## EXERCISE OBJECTIVE
Select all lines with the string "name" in them, and copy those lines.

*** EXCERPTED RECORDS

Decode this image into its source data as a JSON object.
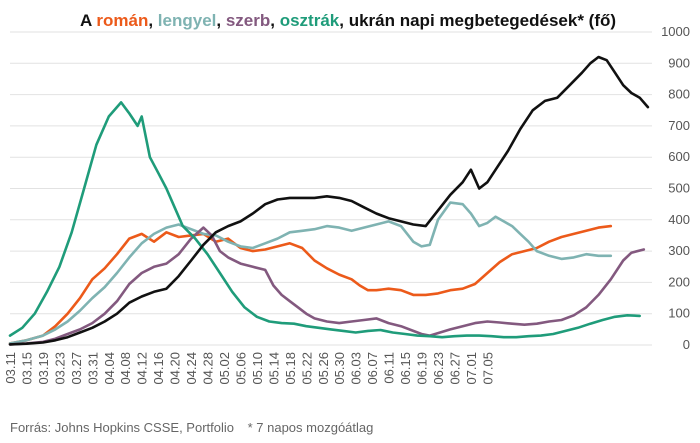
{
  "chart_data": {
    "type": "line",
    "title_parts": [
      {
        "text": "A ",
        "color": "#111111"
      },
      {
        "text": "román",
        "color": "#ec5a1a"
      },
      {
        "text": ", ",
        "color": "#111111"
      },
      {
        "text": "lengyel",
        "color": "#7fb3b2"
      },
      {
        "text": ", ",
        "color": "#111111"
      },
      {
        "text": "szerb",
        "color": "#83597f"
      },
      {
        "text": ", ",
        "color": "#111111"
      },
      {
        "text": "osztrák",
        "color": "#1f9c7a"
      },
      {
        "text": ", ",
        "color": "#111111"
      },
      {
        "text": "ukrán napi megbetegedések",
        "color": "#111111"
      },
      {
        "text": "* (fő)",
        "color": "#111111"
      }
    ],
    "ylim": [
      0,
      1000
    ],
    "yticks": [
      0,
      100,
      200,
      300,
      400,
      500,
      600,
      700,
      800,
      900,
      1000
    ],
    "x_day_range": [
      0,
      121
    ],
    "xtick_labels": [
      "03.11",
      "03.15",
      "03.19",
      "03.23",
      "03.27",
      "03.31",
      "04.04",
      "04.08",
      "04.12",
      "04.16",
      "04.20",
      "04.24",
      "04.28",
      "05.02",
      "05.06",
      "05.10",
      "05.14",
      "05.18",
      "05.22",
      "05.26",
      "05.30",
      "06.03",
      "06.07",
      "06.11",
      "06.15",
      "06.19",
      "06.23",
      "06.27",
      "07.01",
      "07.05"
    ],
    "grid": "horizontal",
    "series": [
      {
        "name": "román",
        "color": "#ec5a1a",
        "points": [
          [
            0,
            5
          ],
          [
            4,
            15
          ],
          [
            8,
            30
          ],
          [
            11,
            60
          ],
          [
            14,
            100
          ],
          [
            17,
            150
          ],
          [
            20,
            210
          ],
          [
            23,
            245
          ],
          [
            26,
            290
          ],
          [
            29,
            340
          ],
          [
            32,
            355
          ],
          [
            35,
            330
          ],
          [
            38,
            360
          ],
          [
            41,
            345
          ],
          [
            44,
            350
          ],
          [
            47,
            355
          ],
          [
            50,
            330
          ],
          [
            53,
            340
          ],
          [
            56,
            310
          ],
          [
            59,
            300
          ],
          [
            62,
            305
          ],
          [
            65,
            315
          ],
          [
            68,
            325
          ],
          [
            71,
            310
          ],
          [
            74,
            270
          ],
          [
            77,
            245
          ],
          [
            80,
            225
          ],
          [
            83,
            210
          ],
          [
            85,
            190
          ],
          [
            87,
            175
          ],
          [
            89,
            175
          ],
          [
            92,
            180
          ],
          [
            95,
            175
          ],
          [
            98,
            160
          ],
          [
            101,
            160
          ],
          [
            104,
            165
          ],
          [
            107,
            175
          ],
          [
            110,
            180
          ],
          [
            113,
            195
          ],
          [
            116,
            230
          ],
          [
            119,
            265
          ],
          [
            122,
            290
          ],
          [
            125,
            300
          ],
          [
            128,
            310
          ],
          [
            131,
            330
          ],
          [
            134,
            345
          ],
          [
            137,
            355
          ],
          [
            140,
            365
          ],
          [
            143,
            375
          ],
          [
            146,
            380
          ]
        ]
      },
      {
        "name": "lengyel",
        "color": "#7fb3b2",
        "points": [
          [
            0,
            5
          ],
          [
            4,
            15
          ],
          [
            8,
            30
          ],
          [
            11,
            50
          ],
          [
            14,
            75
          ],
          [
            17,
            110
          ],
          [
            20,
            150
          ],
          [
            23,
            185
          ],
          [
            26,
            230
          ],
          [
            29,
            280
          ],
          [
            32,
            325
          ],
          [
            35,
            355
          ],
          [
            38,
            375
          ],
          [
            41,
            385
          ],
          [
            44,
            370
          ],
          [
            47,
            355
          ],
          [
            50,
            350
          ],
          [
            53,
            330
          ],
          [
            56,
            315
          ],
          [
            59,
            310
          ],
          [
            62,
            325
          ],
          [
            65,
            340
          ],
          [
            68,
            360
          ],
          [
            71,
            365
          ],
          [
            74,
            370
          ],
          [
            77,
            380
          ],
          [
            80,
            375
          ],
          [
            83,
            365
          ],
          [
            86,
            375
          ],
          [
            89,
            385
          ],
          [
            92,
            395
          ],
          [
            95,
            380
          ],
          [
            98,
            330
          ],
          [
            100,
            315
          ],
          [
            102,
            320
          ],
          [
            104,
            400
          ],
          [
            107,
            455
          ],
          [
            110,
            450
          ],
          [
            112,
            420
          ],
          [
            114,
            380
          ],
          [
            116,
            390
          ],
          [
            118,
            410
          ],
          [
            120,
            395
          ],
          [
            122,
            380
          ],
          [
            124,
            355
          ],
          [
            126,
            330
          ],
          [
            128,
            300
          ],
          [
            131,
            285
          ],
          [
            134,
            275
          ],
          [
            137,
            280
          ],
          [
            140,
            290
          ],
          [
            143,
            285
          ],
          [
            146,
            285
          ]
        ]
      },
      {
        "name": "szerb",
        "color": "#83597f",
        "points": [
          [
            0,
            2
          ],
          [
            4,
            5
          ],
          [
            8,
            10
          ],
          [
            11,
            20
          ],
          [
            14,
            35
          ],
          [
            17,
            50
          ],
          [
            20,
            70
          ],
          [
            23,
            100
          ],
          [
            26,
            140
          ],
          [
            29,
            195
          ],
          [
            32,
            230
          ],
          [
            35,
            250
          ],
          [
            38,
            260
          ],
          [
            41,
            290
          ],
          [
            44,
            340
          ],
          [
            47,
            375
          ],
          [
            49,
            350
          ],
          [
            51,
            300
          ],
          [
            53,
            280
          ],
          [
            56,
            260
          ],
          [
            59,
            250
          ],
          [
            62,
            240
          ],
          [
            64,
            190
          ],
          [
            66,
            160
          ],
          [
            68,
            140
          ],
          [
            70,
            120
          ],
          [
            72,
            100
          ],
          [
            74,
            85
          ],
          [
            77,
            75
          ],
          [
            80,
            70
          ],
          [
            83,
            75
          ],
          [
            86,
            80
          ],
          [
            89,
            85
          ],
          [
            92,
            70
          ],
          [
            95,
            60
          ],
          [
            98,
            45
          ],
          [
            100,
            35
          ],
          [
            102,
            30
          ],
          [
            104,
            38
          ],
          [
            107,
            50
          ],
          [
            110,
            60
          ],
          [
            113,
            70
          ],
          [
            116,
            75
          ],
          [
            119,
            72
          ],
          [
            122,
            68
          ],
          [
            125,
            65
          ],
          [
            128,
            68
          ],
          [
            131,
            75
          ],
          [
            134,
            80
          ],
          [
            137,
            95
          ],
          [
            140,
            120
          ],
          [
            143,
            160
          ],
          [
            146,
            210
          ],
          [
            149,
            270
          ],
          [
            151,
            295
          ],
          [
            154,
            305
          ]
        ]
      },
      {
        "name": "osztrák",
        "color": "#1f9c7a",
        "points": [
          [
            0,
            30
          ],
          [
            3,
            55
          ],
          [
            6,
            100
          ],
          [
            9,
            170
          ],
          [
            12,
            250
          ],
          [
            15,
            360
          ],
          [
            18,
            500
          ],
          [
            21,
            640
          ],
          [
            24,
            730
          ],
          [
            27,
            775
          ],
          [
            29,
            740
          ],
          [
            31,
            700
          ],
          [
            32,
            730
          ],
          [
            34,
            600
          ],
          [
            36,
            550
          ],
          [
            38,
            500
          ],
          [
            40,
            440
          ],
          [
            42,
            380
          ],
          [
            45,
            340
          ],
          [
            48,
            290
          ],
          [
            51,
            230
          ],
          [
            54,
            170
          ],
          [
            57,
            120
          ],
          [
            60,
            90
          ],
          [
            63,
            75
          ],
          [
            66,
            70
          ],
          [
            69,
            68
          ],
          [
            72,
            60
          ],
          [
            75,
            55
          ],
          [
            78,
            50
          ],
          [
            81,
            45
          ],
          [
            84,
            40
          ],
          [
            87,
            45
          ],
          [
            90,
            48
          ],
          [
            93,
            40
          ],
          [
            96,
            35
          ],
          [
            99,
            30
          ],
          [
            102,
            28
          ],
          [
            105,
            25
          ],
          [
            108,
            28
          ],
          [
            111,
            30
          ],
          [
            114,
            30
          ],
          [
            117,
            28
          ],
          [
            120,
            25
          ],
          [
            123,
            25
          ],
          [
            126,
            28
          ],
          [
            129,
            30
          ],
          [
            132,
            35
          ],
          [
            135,
            45
          ],
          [
            138,
            55
          ],
          [
            141,
            68
          ],
          [
            144,
            80
          ],
          [
            147,
            90
          ],
          [
            150,
            95
          ],
          [
            153,
            93
          ]
        ]
      },
      {
        "name": "ukrán",
        "color": "#111111",
        "points": [
          [
            0,
            2
          ],
          [
            4,
            4
          ],
          [
            8,
            8
          ],
          [
            11,
            15
          ],
          [
            14,
            25
          ],
          [
            17,
            40
          ],
          [
            20,
            55
          ],
          [
            23,
            75
          ],
          [
            26,
            100
          ],
          [
            29,
            135
          ],
          [
            32,
            155
          ],
          [
            35,
            170
          ],
          [
            38,
            180
          ],
          [
            41,
            220
          ],
          [
            44,
            270
          ],
          [
            47,
            320
          ],
          [
            50,
            360
          ],
          [
            53,
            380
          ],
          [
            56,
            395
          ],
          [
            59,
            420
          ],
          [
            62,
            450
          ],
          [
            65,
            465
          ],
          [
            68,
            470
          ],
          [
            71,
            470
          ],
          [
            74,
            470
          ],
          [
            77,
            475
          ],
          [
            80,
            470
          ],
          [
            83,
            460
          ],
          [
            86,
            440
          ],
          [
            89,
            420
          ],
          [
            92,
            405
          ],
          [
            95,
            395
          ],
          [
            98,
            385
          ],
          [
            101,
            380
          ],
          [
            104,
            430
          ],
          [
            107,
            480
          ],
          [
            110,
            520
          ],
          [
            112,
            560
          ],
          [
            114,
            500
          ],
          [
            116,
            520
          ],
          [
            118,
            560
          ],
          [
            121,
            620
          ],
          [
            124,
            690
          ],
          [
            127,
            750
          ],
          [
            130,
            780
          ],
          [
            133,
            790
          ],
          [
            136,
            830
          ],
          [
            139,
            870
          ],
          [
            141,
            900
          ],
          [
            143,
            920
          ],
          [
            145,
            910
          ],
          [
            147,
            870
          ],
          [
            149,
            830
          ],
          [
            151,
            805
          ],
          [
            153,
            790
          ],
          [
            155,
            760
          ]
        ]
      }
    ],
    "source_note": "Forrás: Johns Hopkins CSSE, Portfolio",
    "footnote": "* 7 napos mozgóátlag"
  }
}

******

## ANSWER FOR THE TASK
        "name": "román",
        "name": "lengyel",
        "name": "szerb",
        "name": "osztrák",
        "name": "ukrán",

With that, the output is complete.